§ **Do this**: Print, unchanged, the lines below starting at the one that contains "Patent image size: (765, 577)." and ending at the one that contains "The T-piece 59 is at (453, 297).". Include both of those lines and nothing outside that range.

***** Given information *****

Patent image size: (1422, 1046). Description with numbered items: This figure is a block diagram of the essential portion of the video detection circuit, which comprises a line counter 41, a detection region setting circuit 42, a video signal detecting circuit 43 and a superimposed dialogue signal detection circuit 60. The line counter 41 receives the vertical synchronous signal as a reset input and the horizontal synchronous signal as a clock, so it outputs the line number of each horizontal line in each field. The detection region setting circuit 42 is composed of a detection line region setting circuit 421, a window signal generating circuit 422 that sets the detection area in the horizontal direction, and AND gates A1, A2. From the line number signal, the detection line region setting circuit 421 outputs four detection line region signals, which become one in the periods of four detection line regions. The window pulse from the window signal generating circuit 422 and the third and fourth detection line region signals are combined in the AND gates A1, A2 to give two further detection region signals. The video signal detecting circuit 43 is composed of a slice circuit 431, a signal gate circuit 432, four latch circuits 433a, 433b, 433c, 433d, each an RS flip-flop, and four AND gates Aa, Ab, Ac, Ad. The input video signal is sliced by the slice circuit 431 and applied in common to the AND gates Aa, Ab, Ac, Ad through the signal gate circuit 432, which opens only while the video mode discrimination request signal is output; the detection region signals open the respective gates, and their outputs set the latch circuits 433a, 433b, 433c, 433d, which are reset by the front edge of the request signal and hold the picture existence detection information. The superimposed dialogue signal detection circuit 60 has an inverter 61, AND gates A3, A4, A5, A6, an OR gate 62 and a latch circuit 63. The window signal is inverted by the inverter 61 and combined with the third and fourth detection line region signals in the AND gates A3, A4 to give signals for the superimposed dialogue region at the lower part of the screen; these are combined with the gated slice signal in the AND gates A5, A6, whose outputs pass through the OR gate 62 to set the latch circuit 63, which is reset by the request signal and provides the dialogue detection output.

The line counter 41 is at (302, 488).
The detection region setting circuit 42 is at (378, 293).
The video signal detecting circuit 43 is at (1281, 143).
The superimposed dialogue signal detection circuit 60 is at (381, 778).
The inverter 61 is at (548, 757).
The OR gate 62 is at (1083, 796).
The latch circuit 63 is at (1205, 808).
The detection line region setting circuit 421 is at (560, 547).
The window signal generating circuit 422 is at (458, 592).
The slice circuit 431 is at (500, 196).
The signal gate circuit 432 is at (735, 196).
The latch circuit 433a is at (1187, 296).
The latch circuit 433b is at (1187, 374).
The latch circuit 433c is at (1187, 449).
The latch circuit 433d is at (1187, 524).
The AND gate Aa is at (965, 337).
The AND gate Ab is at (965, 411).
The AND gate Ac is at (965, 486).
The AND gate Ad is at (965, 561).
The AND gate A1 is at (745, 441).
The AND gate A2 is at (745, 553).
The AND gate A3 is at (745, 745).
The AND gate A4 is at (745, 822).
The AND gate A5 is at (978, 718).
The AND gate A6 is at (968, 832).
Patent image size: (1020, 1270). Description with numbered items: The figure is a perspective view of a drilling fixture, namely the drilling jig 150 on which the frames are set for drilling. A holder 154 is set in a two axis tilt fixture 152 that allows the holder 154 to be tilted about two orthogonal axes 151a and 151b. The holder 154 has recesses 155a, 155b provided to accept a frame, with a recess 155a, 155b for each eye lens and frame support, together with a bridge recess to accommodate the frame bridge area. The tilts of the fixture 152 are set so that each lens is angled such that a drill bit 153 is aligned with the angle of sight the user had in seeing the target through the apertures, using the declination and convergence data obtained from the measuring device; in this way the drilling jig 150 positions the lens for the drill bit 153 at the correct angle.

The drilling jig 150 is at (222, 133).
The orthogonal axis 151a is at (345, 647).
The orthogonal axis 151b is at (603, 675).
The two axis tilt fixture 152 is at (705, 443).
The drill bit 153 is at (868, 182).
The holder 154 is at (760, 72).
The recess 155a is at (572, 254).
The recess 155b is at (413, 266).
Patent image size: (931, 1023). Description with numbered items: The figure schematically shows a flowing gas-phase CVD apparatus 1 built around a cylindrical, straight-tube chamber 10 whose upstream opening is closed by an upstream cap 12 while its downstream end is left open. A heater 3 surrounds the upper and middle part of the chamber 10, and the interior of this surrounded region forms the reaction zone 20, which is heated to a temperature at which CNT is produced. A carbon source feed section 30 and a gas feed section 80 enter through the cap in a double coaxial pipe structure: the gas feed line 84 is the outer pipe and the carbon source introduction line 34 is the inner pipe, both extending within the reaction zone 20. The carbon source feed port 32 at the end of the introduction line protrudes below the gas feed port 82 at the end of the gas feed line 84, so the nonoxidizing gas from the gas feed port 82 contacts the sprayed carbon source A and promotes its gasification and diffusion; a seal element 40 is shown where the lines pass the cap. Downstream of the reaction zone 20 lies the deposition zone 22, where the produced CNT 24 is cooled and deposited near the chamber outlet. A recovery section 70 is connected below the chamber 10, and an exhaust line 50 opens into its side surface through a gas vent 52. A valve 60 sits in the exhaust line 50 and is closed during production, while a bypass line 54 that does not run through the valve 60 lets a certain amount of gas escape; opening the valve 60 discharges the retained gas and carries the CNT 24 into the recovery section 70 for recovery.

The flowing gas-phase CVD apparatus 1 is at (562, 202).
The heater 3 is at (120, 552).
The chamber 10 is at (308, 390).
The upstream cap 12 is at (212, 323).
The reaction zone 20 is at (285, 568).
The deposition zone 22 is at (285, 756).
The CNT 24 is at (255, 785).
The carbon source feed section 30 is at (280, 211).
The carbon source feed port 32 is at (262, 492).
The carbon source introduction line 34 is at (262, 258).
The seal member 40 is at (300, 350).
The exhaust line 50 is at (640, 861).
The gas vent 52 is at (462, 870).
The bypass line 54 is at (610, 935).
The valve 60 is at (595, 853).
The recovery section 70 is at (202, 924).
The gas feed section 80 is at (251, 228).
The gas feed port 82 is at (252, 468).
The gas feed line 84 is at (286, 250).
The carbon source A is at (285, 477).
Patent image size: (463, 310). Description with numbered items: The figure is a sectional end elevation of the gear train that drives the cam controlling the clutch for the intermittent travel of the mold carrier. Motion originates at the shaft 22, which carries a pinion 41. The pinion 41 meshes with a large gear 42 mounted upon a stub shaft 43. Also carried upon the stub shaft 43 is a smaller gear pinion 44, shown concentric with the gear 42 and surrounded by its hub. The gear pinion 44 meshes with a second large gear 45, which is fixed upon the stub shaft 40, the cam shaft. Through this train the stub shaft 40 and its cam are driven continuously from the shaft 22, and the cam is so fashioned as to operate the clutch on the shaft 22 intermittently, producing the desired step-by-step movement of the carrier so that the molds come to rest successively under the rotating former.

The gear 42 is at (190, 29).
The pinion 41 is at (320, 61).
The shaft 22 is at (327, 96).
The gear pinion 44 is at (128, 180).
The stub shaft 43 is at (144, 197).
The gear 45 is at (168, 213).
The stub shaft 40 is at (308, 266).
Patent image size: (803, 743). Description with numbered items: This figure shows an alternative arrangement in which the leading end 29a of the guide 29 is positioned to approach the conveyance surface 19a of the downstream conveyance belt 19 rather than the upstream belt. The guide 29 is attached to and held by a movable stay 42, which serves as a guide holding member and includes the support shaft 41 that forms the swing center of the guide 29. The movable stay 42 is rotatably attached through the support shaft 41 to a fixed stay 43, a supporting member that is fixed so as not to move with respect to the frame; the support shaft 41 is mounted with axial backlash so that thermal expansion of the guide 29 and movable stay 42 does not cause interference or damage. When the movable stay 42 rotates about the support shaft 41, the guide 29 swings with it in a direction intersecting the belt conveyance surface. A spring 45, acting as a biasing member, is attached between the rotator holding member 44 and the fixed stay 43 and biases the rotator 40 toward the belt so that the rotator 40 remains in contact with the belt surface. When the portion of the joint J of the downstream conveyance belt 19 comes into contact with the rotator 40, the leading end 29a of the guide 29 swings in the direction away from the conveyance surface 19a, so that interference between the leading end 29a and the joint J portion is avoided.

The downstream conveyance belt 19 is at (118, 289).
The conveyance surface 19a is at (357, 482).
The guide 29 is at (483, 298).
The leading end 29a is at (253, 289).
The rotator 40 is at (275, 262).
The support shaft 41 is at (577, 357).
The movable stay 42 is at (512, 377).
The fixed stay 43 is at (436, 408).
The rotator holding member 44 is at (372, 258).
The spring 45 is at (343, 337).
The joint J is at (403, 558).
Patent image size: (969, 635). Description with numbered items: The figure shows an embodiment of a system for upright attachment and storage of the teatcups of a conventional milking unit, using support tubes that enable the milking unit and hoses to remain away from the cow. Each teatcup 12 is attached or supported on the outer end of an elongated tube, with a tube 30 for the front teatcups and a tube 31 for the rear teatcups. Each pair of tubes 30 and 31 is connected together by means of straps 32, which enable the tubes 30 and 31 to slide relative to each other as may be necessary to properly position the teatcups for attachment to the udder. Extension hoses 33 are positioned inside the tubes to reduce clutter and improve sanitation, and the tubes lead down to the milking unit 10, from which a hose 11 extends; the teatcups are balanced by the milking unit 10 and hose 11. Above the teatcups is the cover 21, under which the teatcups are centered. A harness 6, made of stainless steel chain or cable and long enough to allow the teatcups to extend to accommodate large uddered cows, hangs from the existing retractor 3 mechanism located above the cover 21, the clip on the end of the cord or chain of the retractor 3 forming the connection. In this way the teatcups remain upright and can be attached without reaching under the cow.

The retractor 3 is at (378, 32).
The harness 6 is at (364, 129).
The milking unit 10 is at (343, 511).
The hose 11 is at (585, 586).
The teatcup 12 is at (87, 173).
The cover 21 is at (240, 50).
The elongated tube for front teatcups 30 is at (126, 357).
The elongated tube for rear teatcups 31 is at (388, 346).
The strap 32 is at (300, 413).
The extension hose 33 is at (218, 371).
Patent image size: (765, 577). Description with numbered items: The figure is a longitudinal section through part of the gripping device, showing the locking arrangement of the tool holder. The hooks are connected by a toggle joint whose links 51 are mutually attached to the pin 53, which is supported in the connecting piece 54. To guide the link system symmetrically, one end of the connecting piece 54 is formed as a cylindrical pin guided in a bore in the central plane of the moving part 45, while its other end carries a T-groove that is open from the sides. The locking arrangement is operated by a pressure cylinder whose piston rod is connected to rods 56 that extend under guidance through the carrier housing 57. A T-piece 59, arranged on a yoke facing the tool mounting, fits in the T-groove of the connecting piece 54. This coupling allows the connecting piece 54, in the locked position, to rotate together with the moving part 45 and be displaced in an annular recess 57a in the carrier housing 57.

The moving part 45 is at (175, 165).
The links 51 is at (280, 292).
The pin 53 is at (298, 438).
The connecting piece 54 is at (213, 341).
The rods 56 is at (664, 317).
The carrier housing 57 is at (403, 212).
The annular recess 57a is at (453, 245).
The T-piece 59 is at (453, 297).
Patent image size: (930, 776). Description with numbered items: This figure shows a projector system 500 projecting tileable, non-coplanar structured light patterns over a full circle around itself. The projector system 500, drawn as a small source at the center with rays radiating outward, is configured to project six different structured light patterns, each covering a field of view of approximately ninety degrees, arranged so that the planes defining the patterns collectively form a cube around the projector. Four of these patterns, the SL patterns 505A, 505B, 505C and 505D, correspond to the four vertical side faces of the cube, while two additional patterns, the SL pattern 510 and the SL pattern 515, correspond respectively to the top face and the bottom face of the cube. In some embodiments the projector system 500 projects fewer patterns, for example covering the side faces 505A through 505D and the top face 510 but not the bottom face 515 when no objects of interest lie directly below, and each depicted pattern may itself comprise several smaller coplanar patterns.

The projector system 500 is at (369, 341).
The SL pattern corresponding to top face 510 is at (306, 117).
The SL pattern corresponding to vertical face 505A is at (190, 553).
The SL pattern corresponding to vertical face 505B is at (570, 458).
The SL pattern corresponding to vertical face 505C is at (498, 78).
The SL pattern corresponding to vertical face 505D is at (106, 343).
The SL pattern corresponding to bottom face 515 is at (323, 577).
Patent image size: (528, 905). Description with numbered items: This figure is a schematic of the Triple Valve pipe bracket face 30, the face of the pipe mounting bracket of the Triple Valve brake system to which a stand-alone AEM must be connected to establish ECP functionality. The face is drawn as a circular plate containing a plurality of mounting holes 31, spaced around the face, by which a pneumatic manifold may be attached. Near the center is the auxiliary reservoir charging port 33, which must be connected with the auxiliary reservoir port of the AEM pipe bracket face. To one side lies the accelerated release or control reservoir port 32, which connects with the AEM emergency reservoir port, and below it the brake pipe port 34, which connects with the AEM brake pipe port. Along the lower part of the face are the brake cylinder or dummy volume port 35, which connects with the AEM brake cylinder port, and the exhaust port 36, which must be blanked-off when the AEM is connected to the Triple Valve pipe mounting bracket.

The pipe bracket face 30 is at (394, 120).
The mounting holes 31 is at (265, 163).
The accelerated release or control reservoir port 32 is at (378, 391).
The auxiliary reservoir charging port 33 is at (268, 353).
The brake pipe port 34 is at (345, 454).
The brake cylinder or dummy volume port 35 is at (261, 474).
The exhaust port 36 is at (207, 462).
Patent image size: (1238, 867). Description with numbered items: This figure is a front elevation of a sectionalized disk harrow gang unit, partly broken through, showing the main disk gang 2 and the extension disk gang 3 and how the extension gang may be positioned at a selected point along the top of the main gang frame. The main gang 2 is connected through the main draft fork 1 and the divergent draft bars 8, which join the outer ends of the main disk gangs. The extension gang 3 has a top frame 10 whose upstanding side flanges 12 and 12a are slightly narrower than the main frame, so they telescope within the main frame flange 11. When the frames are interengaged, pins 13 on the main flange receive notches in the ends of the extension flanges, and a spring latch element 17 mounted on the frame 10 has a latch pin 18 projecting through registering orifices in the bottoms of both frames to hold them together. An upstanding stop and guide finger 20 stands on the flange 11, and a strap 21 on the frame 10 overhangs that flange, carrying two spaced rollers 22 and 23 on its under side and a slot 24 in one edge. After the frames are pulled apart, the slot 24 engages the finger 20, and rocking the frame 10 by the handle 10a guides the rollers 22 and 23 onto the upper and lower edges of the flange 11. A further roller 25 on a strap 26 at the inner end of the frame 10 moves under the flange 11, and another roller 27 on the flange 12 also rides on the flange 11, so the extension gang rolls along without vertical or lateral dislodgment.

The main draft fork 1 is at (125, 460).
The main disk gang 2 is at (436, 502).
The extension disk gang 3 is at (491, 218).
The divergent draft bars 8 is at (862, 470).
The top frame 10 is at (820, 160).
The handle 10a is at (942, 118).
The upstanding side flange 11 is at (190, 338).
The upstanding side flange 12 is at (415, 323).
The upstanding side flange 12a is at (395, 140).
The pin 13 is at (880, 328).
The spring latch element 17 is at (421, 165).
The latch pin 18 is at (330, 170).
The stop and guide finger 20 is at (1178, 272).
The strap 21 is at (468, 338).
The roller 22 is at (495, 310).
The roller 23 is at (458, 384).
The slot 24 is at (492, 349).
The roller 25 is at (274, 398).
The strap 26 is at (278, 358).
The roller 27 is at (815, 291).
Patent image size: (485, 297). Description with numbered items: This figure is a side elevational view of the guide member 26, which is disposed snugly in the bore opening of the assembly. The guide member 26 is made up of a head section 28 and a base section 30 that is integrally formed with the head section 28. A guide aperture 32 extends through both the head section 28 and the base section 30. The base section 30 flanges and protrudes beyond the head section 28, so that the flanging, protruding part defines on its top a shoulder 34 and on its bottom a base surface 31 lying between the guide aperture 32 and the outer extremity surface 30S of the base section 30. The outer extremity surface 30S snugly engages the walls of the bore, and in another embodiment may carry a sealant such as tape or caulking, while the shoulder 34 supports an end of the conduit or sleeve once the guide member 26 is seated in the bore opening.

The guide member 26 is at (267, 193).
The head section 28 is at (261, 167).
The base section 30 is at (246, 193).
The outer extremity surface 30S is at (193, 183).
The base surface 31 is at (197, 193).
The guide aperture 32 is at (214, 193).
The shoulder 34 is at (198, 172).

*****

§ **Answer to the problem**:
Patent image size: (765, 577). Description with numbered items: The figure is a longitudinal section through part of the gripping device, showing the locking arrangement of the tool holder. The hooks are connected by a toggle joint whose links 51 are mutually attached to the pin 53, which is supported in the connecting piece 54. To guide the link system symmetrically, one end of the connecting piece 54 is formed as a cylindrical pin guided in a bore in the central plane of the moving part 45, while its other end carries a T-groove that is open from the sides. The locking arrangement is operated by a pressure cylinder whose piston rod is connected to rods 56 that extend under guidance through the carrier housing 57. A T-piece 59, arranged on a yoke facing the tool mounting, fits in the T-groove of the connecting piece 54. This coupling allows the connecting piece 54, in the locked position, to rotate together with the moving part 45 and be displaced in an annular recess 57a in the carrier housing 57.

The moving part 45 is at (175, 165).
The links 51 is at (280, 292).
The pin 53 is at (298, 438).
The connecting piece 54 is at (213, 341).
The rods 56 is at (664, 317).
The carrier housing 57 is at (403, 212).
The annular recess 57a is at (453, 245).
The T-piece 59 is at (453, 297).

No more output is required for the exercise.